> _Task requirements_
Repeat, without any change, the entries presented below.
* * * * *
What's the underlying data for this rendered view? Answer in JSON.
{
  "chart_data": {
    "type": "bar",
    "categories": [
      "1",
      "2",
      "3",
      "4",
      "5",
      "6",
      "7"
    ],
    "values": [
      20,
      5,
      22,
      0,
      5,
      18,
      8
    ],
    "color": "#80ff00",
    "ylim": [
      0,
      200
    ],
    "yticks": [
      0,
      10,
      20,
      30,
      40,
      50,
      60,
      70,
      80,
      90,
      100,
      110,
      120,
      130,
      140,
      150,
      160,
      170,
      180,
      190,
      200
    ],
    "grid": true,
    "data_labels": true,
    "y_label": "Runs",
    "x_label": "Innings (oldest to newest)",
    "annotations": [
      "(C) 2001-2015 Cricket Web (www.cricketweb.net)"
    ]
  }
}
* * * * *
> _Complete response_
What's the underlying data for this rendered view? Answer in JSON.
{
  "chart_data": {
    "type": "bar",
    "categories": [
      "1",
      "2",
      "3",
      "4",
      "5",
      "6",
      "7"
    ],
    "values": [
      20,
      5,
      22,
      0,
      5,
      18,
      8
    ],
    "color": "#80ff00",
    "ylim": [
      0,
      200
    ],
    "yticks": [
      0,
      10,
      20,
      30,
      40,
      50,
      60,
      70,
      80,
      90,
      100,
      110,
      120,
      130,
      140,
      150,
      160,
      170,
      180,
      190,
      200
    ],
    "grid": true,
    "data_labels": true,
    "y_label": "Runs",
    "x_label": "Innings (oldest to newest)",
    "annotations": [
      "(C) 2001-2015 Cricket Web (www.cricketweb.net)"
    ]
  }
}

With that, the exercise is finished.